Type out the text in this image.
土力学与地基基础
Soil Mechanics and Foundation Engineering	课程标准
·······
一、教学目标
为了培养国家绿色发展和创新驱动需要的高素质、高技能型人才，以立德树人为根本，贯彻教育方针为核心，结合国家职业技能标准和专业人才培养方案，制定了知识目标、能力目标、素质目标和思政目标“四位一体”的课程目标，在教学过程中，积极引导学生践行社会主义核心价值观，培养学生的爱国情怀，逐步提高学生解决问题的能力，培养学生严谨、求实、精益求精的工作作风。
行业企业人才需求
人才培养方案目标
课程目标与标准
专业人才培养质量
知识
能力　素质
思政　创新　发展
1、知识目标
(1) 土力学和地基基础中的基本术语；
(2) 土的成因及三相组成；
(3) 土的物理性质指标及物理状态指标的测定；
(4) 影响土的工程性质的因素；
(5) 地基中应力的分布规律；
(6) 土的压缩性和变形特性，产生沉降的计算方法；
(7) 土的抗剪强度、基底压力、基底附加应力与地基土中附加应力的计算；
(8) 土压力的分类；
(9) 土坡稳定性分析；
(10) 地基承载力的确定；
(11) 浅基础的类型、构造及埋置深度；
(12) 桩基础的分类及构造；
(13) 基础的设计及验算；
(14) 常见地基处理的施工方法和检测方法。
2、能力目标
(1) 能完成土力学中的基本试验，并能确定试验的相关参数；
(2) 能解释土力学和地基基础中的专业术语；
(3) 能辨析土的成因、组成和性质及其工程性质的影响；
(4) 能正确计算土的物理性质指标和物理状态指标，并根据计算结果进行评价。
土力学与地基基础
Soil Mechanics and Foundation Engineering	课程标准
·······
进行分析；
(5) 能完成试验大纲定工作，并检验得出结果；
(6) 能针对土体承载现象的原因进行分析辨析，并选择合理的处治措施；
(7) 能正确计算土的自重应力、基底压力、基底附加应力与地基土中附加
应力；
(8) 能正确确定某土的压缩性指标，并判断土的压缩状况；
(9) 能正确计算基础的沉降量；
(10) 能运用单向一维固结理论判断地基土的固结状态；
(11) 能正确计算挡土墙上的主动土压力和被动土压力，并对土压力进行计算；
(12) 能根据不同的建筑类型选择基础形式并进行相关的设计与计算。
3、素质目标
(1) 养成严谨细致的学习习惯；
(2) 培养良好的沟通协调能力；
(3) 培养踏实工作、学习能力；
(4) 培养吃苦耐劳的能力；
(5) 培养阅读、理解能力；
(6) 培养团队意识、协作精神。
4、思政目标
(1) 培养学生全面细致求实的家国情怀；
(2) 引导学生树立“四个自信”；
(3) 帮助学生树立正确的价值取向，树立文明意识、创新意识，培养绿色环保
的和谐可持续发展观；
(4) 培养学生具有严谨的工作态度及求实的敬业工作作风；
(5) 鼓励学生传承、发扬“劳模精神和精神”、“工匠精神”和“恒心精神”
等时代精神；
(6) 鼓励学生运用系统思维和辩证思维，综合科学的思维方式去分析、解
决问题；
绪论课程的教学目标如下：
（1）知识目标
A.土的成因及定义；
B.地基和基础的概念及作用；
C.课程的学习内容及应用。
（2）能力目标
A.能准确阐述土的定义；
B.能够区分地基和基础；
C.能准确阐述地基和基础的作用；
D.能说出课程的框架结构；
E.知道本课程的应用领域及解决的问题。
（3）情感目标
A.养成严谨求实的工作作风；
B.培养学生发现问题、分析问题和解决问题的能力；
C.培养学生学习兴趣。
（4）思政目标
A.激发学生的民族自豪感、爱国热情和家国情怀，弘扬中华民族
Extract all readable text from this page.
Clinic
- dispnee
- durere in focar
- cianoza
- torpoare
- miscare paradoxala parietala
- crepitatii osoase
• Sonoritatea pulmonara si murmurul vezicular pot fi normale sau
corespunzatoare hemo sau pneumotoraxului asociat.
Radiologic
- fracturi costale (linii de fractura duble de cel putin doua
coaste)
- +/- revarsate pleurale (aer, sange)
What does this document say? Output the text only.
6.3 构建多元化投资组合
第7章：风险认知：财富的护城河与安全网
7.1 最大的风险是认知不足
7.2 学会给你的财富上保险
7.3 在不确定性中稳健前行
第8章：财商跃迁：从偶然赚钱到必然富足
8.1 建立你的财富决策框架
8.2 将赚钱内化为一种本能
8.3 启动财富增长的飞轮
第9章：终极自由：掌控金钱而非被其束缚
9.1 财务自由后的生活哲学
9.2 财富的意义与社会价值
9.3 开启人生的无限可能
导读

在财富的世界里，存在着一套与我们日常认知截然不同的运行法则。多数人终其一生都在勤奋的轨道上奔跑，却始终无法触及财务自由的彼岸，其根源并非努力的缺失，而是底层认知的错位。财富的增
---------------
- Your task -
Output the records exactly, including every line.

- Result below -
Type out the text in this image.
土力学与地基基础
Soil Mechanics and Foundation Engineering	课程标准
·······
一、教学目标
为了培养国家绿色发展和创新驱动需要的高素质、高技能型人才，以立德树人为根本，贯彻教育方针为核心，结合国家职业技能标准和专业人才培养方案，制定了知识目标、能力目标、素质目标和思政目标“四位一体”的课程目标，在教学过程中，积极引导学生践行社会主义核心价值观，培养学生的爱国情怀，逐步提高学生解决问题的能力，培养学生严谨、求实、精益求精的工作作风。
行业企业人才需求
人才培养方案目标
课程目标与标准
专业人才培养质量
知识
能力　素质
思政　创新　发展
1、知识目标
(1) 土力学和地基基础中的基本术语；
(2) 土的成因及三相组成；
(3) 土的物理性质指标及物理状态指标的测定；
(4) 影响土的工程性质的因素；
(5) 地基中应力的分布规律；
(6) 土的压缩性和变形特性，产生沉降的计算方法；
(7) 土的抗剪强度、基底压力、基底附加应力与地基土中附加应力的计算；
(8) 土压力的分类；
(9) 土坡稳定性分析；
(10) 地基承载力的确定；
(11) 浅基础的类型、构造及埋置深度；
(12) 桩基础的分类及构造；
(13) 基础的设计及验算；
(14) 常见地基处理的施工方法和检测方法。
2、能力目标
(1) 能完成土力学中的基本试验，并能确定试验的相关参数；
(2) 能解释土力学和地基基础中的专业术语；
(3) 能辨析土的成因、组成和性质及其工程性质的影响；
(4) 能正确计算土的物理性质指标和物理状态指标，并根据计算结果进行评价。
土力学与地基基础
Soil Mechanics and Foundation Engineering	课程标准
·······
进行分析；
(5) 能完成试验大纲定工作，并检验得出结果；
(6) 能针对土体承载现象的原因进行分析辨析，并选择合理的处治措施；
(7) 能正确计算土的自重应力、基底压力、基底附加应力与地基土中附加
应力；
(8) 能正确确定某土的压缩性指标，并判断土的压缩状况；
(9) 能正确计算基础的沉降量；
(10) 能运用单向一维固结理论判断地基土的固结状态；
(11) 能正确计算挡土墙上的主动土压力和被动土压力，并对土压力进行计算；
(12) 能根据不同的建筑类型选择基础形式并进行相关的设计与计算。
3、素质目标
(1) 养成严谨细致的学习习惯；
(2) 培养良好的沟通协调能力；
(3) 培养踏实工作、学习能力；
(4) 培养吃苦耐劳的能力；
(5) 培养阅读、理解能力；
(6) 培养团队意识、协作精神。
4、思政目标
(1) 培养学生全面细致求实的家国情怀；
(2) 引导学生树立“四个自信”；
(3) 帮助学生树立正确的价值取向，树立文明意识、创新意识，培养绿色环保
的和谐可持续发展观；
(4) 培养学生具有严谨的工作态度及求实的敬业工作作风；
(5) 鼓励学生传承、发扬“劳模精神和精神”、“工匠精神”和“恒心精神”
等时代精神；
(6) 鼓励学生运用系统思维和辩证思维，综合科学的思维方式去分析、解
决问题；
绪论课程的教学目标如下：
（1）知识目标
A.土的成因及定义；
B.地基和基础的概念及作用；
C.课程的学习内容及应用。
（2）能力目标
A.能准确阐述土的定义；
B.能够区分地基和基础；
C.能准确阐述地基和基础的作用；
D.能说出课程的框架结构；
E.知道本课程的应用领域及解决的问题。
（3）情感目标
A.养成严谨求实的工作作风；
B.培养学生发现问题、分析问题和解决问题的能力；
C.培养学生学习兴趣。
（4）思政目标
A.激发学生的民族自豪感、爱国热情和家国情怀，弘扬中华民族
Extract all readable text from this page.
Clinic
- dispnee
- durere in focar
- cianoza
- torpoare
- miscare paradoxala parietala
- crepitatii osoase
• Sonoritatea pulmonara si murmurul vezicular pot fi normale sau
corespunzatoare hemo sau pneumotoraxului asociat.
Radiologic
- fracturi costale (linii de fractura duble de cel putin doua
coaste)
- +/- revarsate pleurale (aer, sange)
What does this document say? Output the text only.
6.3 构建多元化投资组合
第7章：风险认知：财富的护城河与安全网
7.1 最大的风险是认知不足
7.2 学会给你的财富上保险
7.3 在不确定性中稳健前行
第8章：财商跃迁：从偶然赚钱到必然富足
8.1 建立你的财富决策框架
8.2 将赚钱内化为一种本能
8.3 启动财富增长的飞轮
第9章：终极自由：掌控金钱而非被其束缚
9.1 财务自由后的生活哲学
9.2 财富的意义与社会价值
9.3 开启人生的无限可能
导读

在财富的世界里，存在着一套与我们日常认知截然不同的运行法则。多数人终其一生都在勤奋的轨道上奔跑，却始终无法触及财务自由的彼岸，其根源并非努力的缺失，而是底层认知的错位。财富的增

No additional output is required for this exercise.